## Goal
Rewrite the lines starting at "- files-icon[interactable]: [48, 1052, 68, 1072]" and ending at "- taskbar: ⠿", changing every "interactable" to "clickable" and leaving everything else as it is.

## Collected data
[start]

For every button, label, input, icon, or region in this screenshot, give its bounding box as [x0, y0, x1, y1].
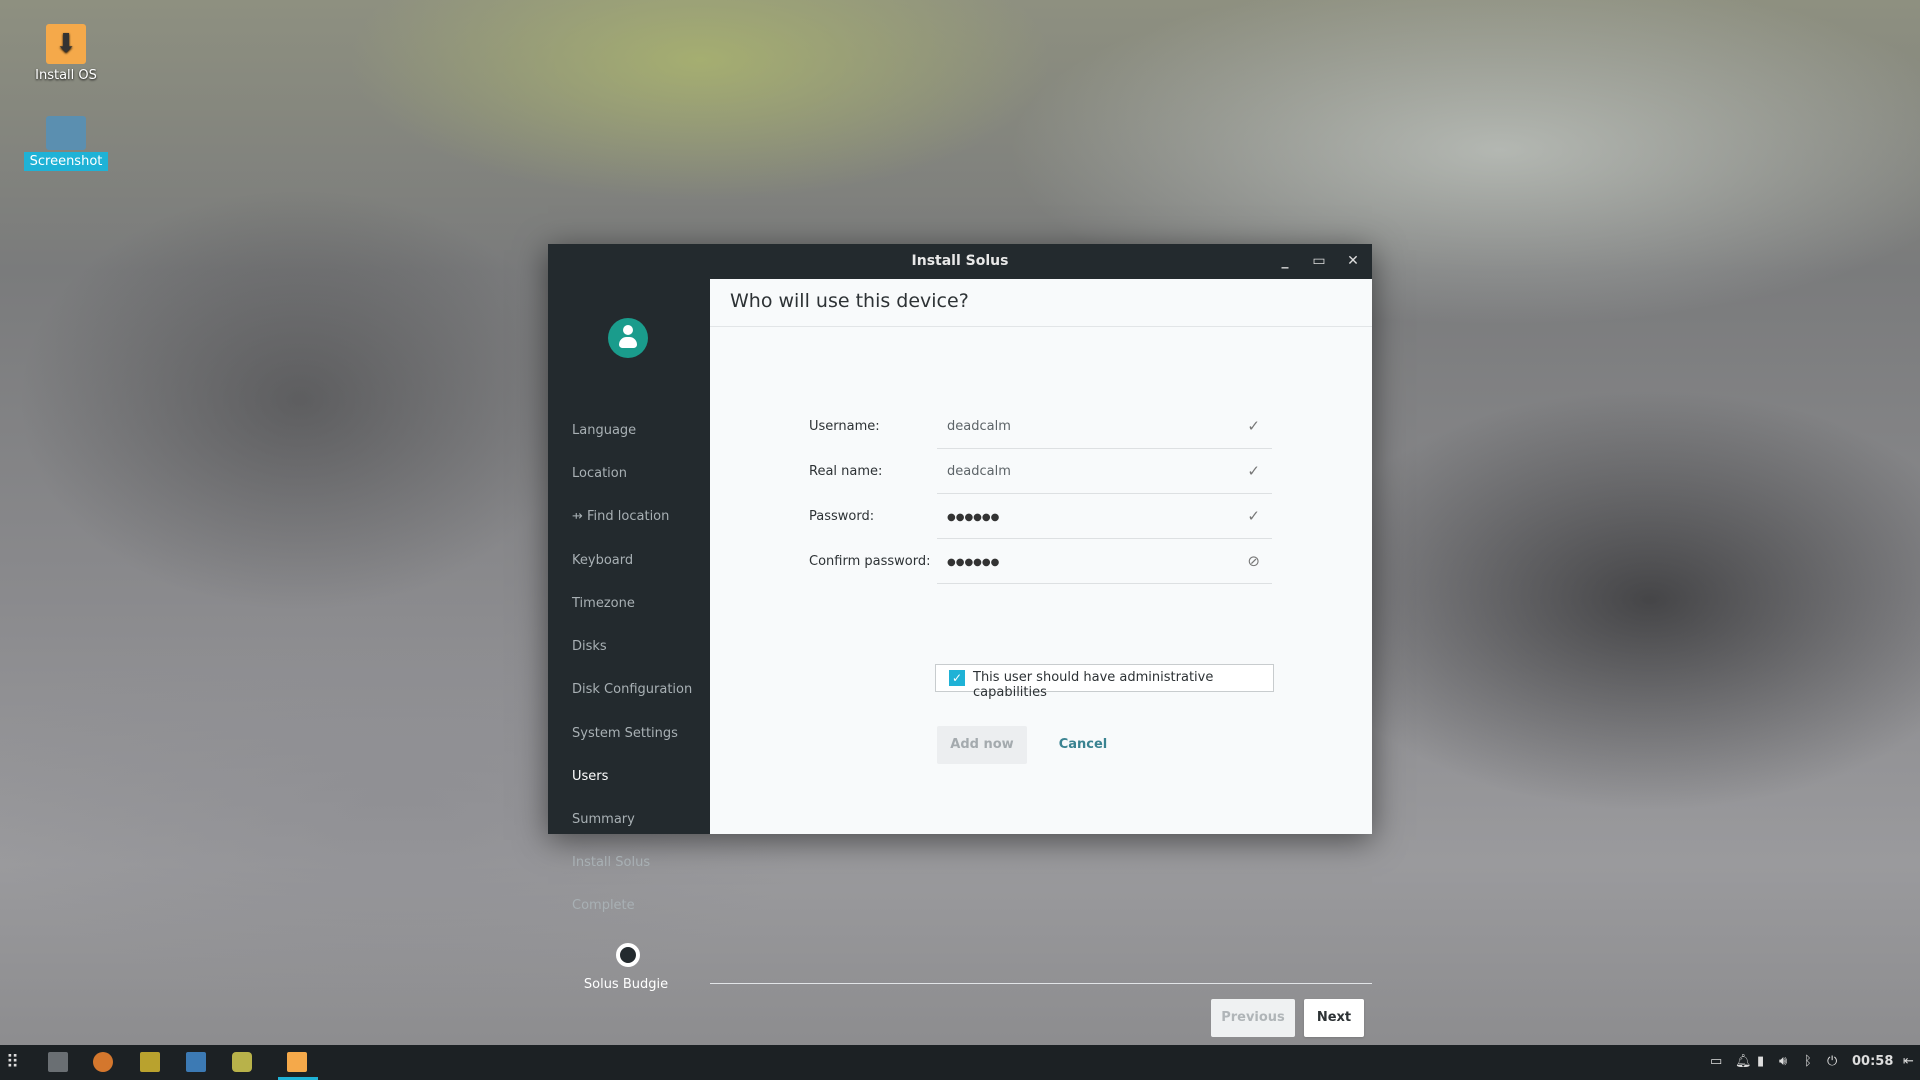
- files-icon[interactable]: [48, 1052, 68, 1072]
- username-field[interactable]: deadcalm ✓: [937, 405, 1272, 449]
- music-player-icon[interactable]: [232, 1052, 252, 1072]
- cancel-button[interactable]: Cancel: [1043, 726, 1123, 764]
- sidebar-item-system-settings[interactable]: System Settings: [572, 726, 678, 741]
- user-avatar-icon: [608, 318, 648, 358]
- admin-checkbox[interactable]: ✓ This user should have administrative ca…: [935, 664, 1274, 700]
- previous-button[interactable]: Previous: [1211, 999, 1295, 1037]
- sidebar-item-disk-configuration[interactable]: Disk Configuration: [572, 682, 692, 697]
- firefox-icon[interactable]: [93, 1052, 113, 1072]
- sidebar-item-users[interactable]: Users: [572, 769, 608, 784]
- video-player-icon[interactable]: [186, 1052, 206, 1072]
- add-now-button[interactable]: Add now: [937, 726, 1027, 764]
- edition-label: Solus Budgie: [583, 977, 669, 992]
- sidebar-item-install-solus[interactable]: Install Solus: [572, 855, 650, 870]
- check-icon: ✓: [1247, 507, 1260, 525]
- maximize-button[interactable]: ▭: [1304, 244, 1334, 279]
- taskbar: ⠿ ▭ 🔔︎ ▮ 🔊︎ ᛒ ⏻ 00:58 ⇤: [0, 1045, 1920, 1080]
- username-label: Username:: [809, 419, 880, 434]
- title-bar: Install Solus _ ▭ ✕: [548, 244, 1372, 279]
- sidebar-item-language[interactable]: Language: [572, 423, 636, 438]
- sidebar-item-timezone[interactable]: Timezone: [572, 596, 635, 611]
- solus-logo-icon: [616, 943, 640, 967]
- screenshot-icon: [46, 116, 86, 150]
- notification-bell-icon[interactable]: 🔔︎: [1735, 1054, 1752, 1069]
- next-button[interactable]: Next: [1304, 999, 1364, 1037]
- check-icon: ✓: [1247, 462, 1260, 480]
- installer-window: Install Solus _ ▭ ✕ Language Location ⇸ …: [548, 244, 1372, 1037]
- sidebar-item-location[interactable]: Location: [572, 466, 627, 481]
- sidebar-item-disks[interactable]: Disks: [572, 639, 607, 654]
- invalid-icon: ⊘: [1247, 552, 1260, 570]
- sidebar-item-summary[interactable]: Summary: [572, 812, 635, 827]
- minimize-button[interactable]: _: [1270, 244, 1300, 279]
- footer-divider: [710, 983, 1372, 984]
- clock[interactable]: 00:58: [1852, 1054, 1893, 1069]
- desktop-icon-install-os[interactable]: ⬇ Install OS: [16, 24, 116, 83]
- password-label: Password:: [809, 509, 875, 524]
- logout-icon[interactable]: ⇤: [1903, 1054, 1914, 1069]
- confirm-password-label: Confirm password:: [809, 554, 931, 569]
- confirm-password-field[interactable]: ●●●●●● ⊘: [937, 540, 1272, 584]
- installer-taskbar-icon[interactable]: [287, 1052, 307, 1072]
- power-icon[interactable]: ⏻: [1827, 1054, 1837, 1069]
- header-divider: [710, 326, 1372, 327]
- close-button[interactable]: ✕: [1338, 244, 1368, 279]
- sidebar: Language Location ⇸ Find location Keyboa…: [548, 279, 710, 992]
- password-field[interactable]: ●●●●●● ✓: [937, 495, 1272, 539]
- bluetooth-icon[interactable]: ᛒ: [1804, 1054, 1812, 1069]
- download-icon: ⬇: [46, 24, 86, 64]
- content-panel: Who will use this device? Username: dead…: [710, 279, 1372, 1037]
- real-name-label: Real name:: [809, 464, 883, 479]
- sidebar-item-complete[interactable]: Complete: [572, 898, 635, 913]
- display-icon[interactable]: ▭: [1710, 1054, 1722, 1069]
- volume-icon[interactable]: 🔊︎: [1779, 1054, 1787, 1069]
- checkbox-checked-icon: ✓: [949, 670, 965, 686]
- desktop-icon-screenshot[interactable]: Screenshot: [16, 116, 116, 171]
- check-icon: ✓: [1247, 417, 1260, 435]
- real-name-field[interactable]: deadcalm ✓: [937, 450, 1272, 494]
- window-title: Install Solus: [911, 253, 1009, 269]
- app-menu-grid-icon[interactable]: ⠿: [6, 1052, 19, 1073]
- sidebar-item-keyboard[interactable]: Keyboard: [572, 553, 633, 568]
- battery-icon[interactable]: ▮: [1757, 1054, 1764, 1069]
- page-title: Who will use this device?: [730, 290, 969, 312]
- hexchat-icon[interactable]: [140, 1052, 160, 1072]
- sidebar-item-find-location[interactable]: ⇸ Find location: [572, 509, 669, 524]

[end]

## Written solution
- files-icon[clickable]: [48, 1052, 68, 1072]
- username-field[clickable]: deadcalm ✓: [937, 405, 1272, 449]
- music-player-icon[clickable]: [232, 1052, 252, 1072]
- cancel-button[clickable]: Cancel: [1043, 726, 1123, 764]
- sidebar-item-system-settings[clickable]: System Settings: [572, 726, 678, 741]
- user-avatar-icon: [608, 318, 648, 358]
- admin-checkbox[clickable]: ✓ This user should have administrative ca…: [935, 664, 1274, 700]
- previous-button[clickable]: Previous: [1211, 999, 1295, 1037]
- sidebar-item-disk-configuration[clickable]: Disk Configuration: [572, 682, 692, 697]
- firefox-icon[clickable]: [93, 1052, 113, 1072]
- sidebar-item-users[clickable]: Users: [572, 769, 608, 784]
- video-player-icon[clickable]: [186, 1052, 206, 1072]
- add-now-button[clickable]: Add now: [937, 726, 1027, 764]
- edition-label: Solus Budgie: [583, 977, 669, 992]
- sidebar-item-install-solus[clickable]: Install Solus: [572, 855, 650, 870]
- check-icon: ✓: [1247, 507, 1260, 525]
- maximize-button[clickable]: ▭: [1304, 244, 1334, 279]
- taskbar: ⠿ ▭ 🔔︎ ▮ 🔊︎ ᛒ ⏻ 00:58 ⇤: [0, 1045, 1920, 1080]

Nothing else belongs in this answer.